■ TASK OBJECTIVE
Transcribe every line exactly. Leave the pictures behind.

(Collected data entries)
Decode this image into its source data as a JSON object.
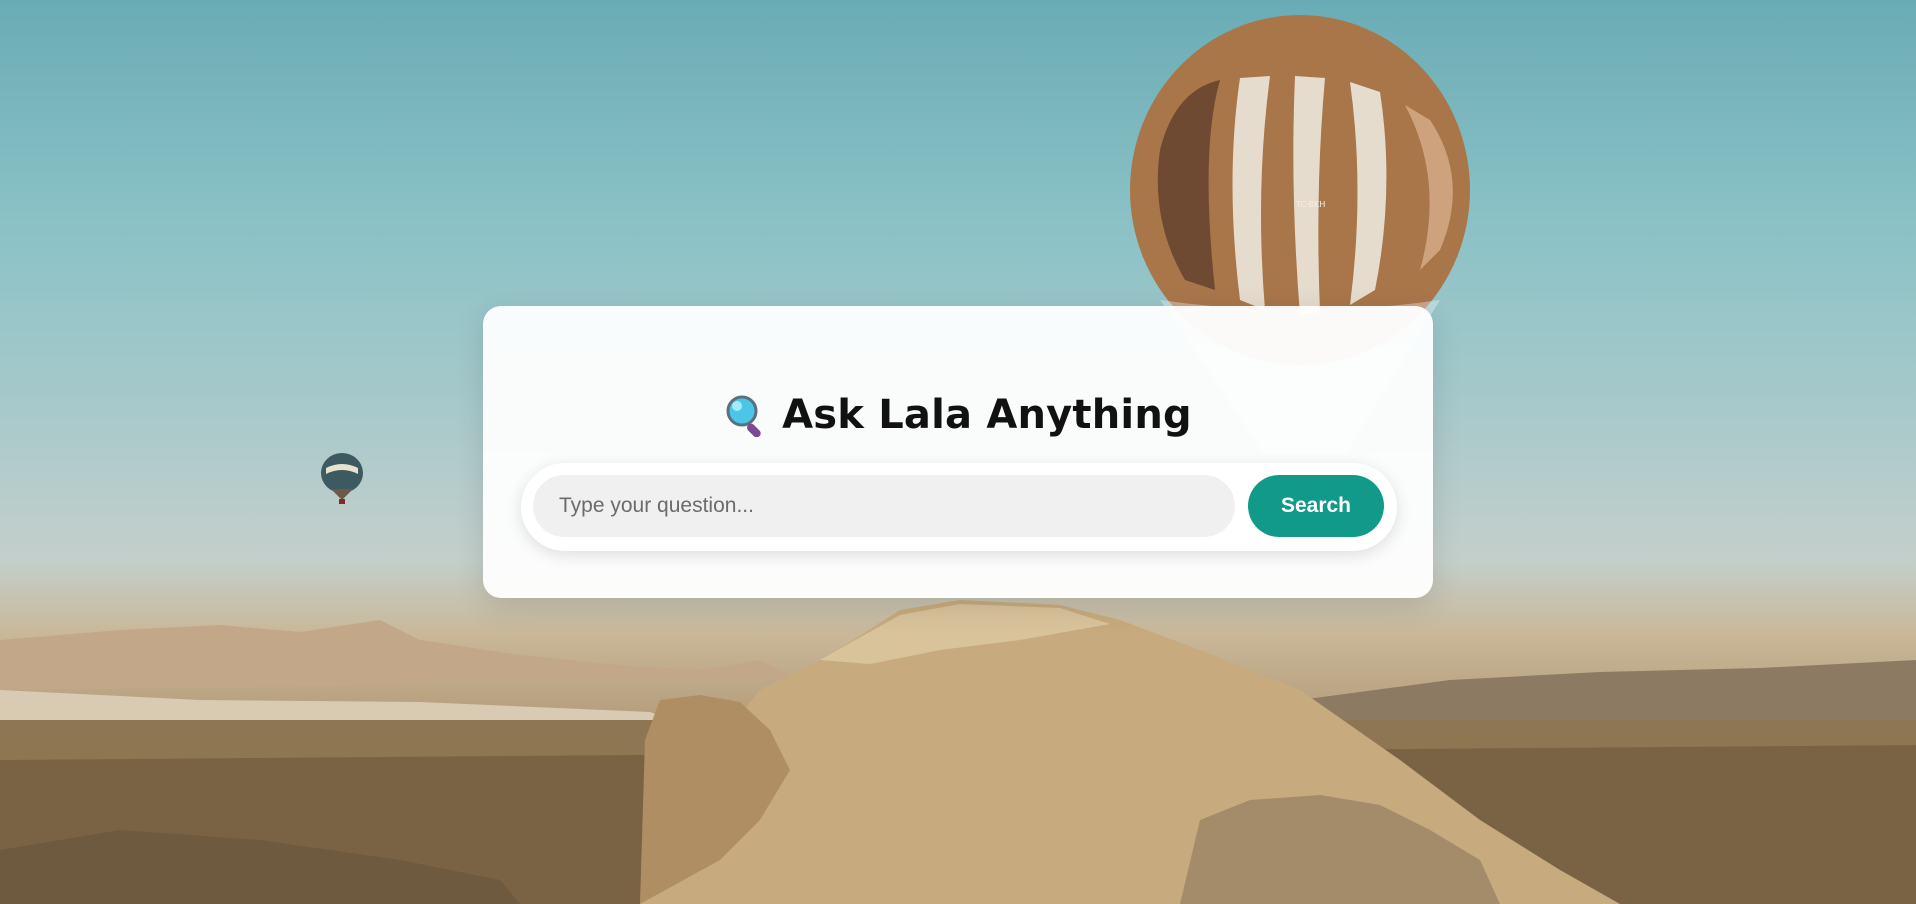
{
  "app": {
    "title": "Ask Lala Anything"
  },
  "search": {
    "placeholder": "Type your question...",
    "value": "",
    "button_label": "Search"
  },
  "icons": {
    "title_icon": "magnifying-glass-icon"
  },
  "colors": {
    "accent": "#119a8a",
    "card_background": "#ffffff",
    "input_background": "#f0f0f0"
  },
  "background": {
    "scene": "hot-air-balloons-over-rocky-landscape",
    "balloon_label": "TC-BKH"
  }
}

■ TASK OUTPUT
Decode this image into its source data as a JSON object.
{
  "app": {
    "title": "Ask Lala Anything"
  },
  "search": {
    "placeholder": "Type your question...",
    "value": "",
    "button_label": "Search"
  },
  "icons": {
    "title_icon": "magnifying-glass-icon"
  },
  "colors": {
    "accent": "#119a8a",
    "card_background": "#ffffff",
    "input_background": "#f0f0f0"
  },
  "background": {
    "scene": "hot-air-balloons-over-rocky-landscape",
    "balloon_label": "TC-BKH"
  }
}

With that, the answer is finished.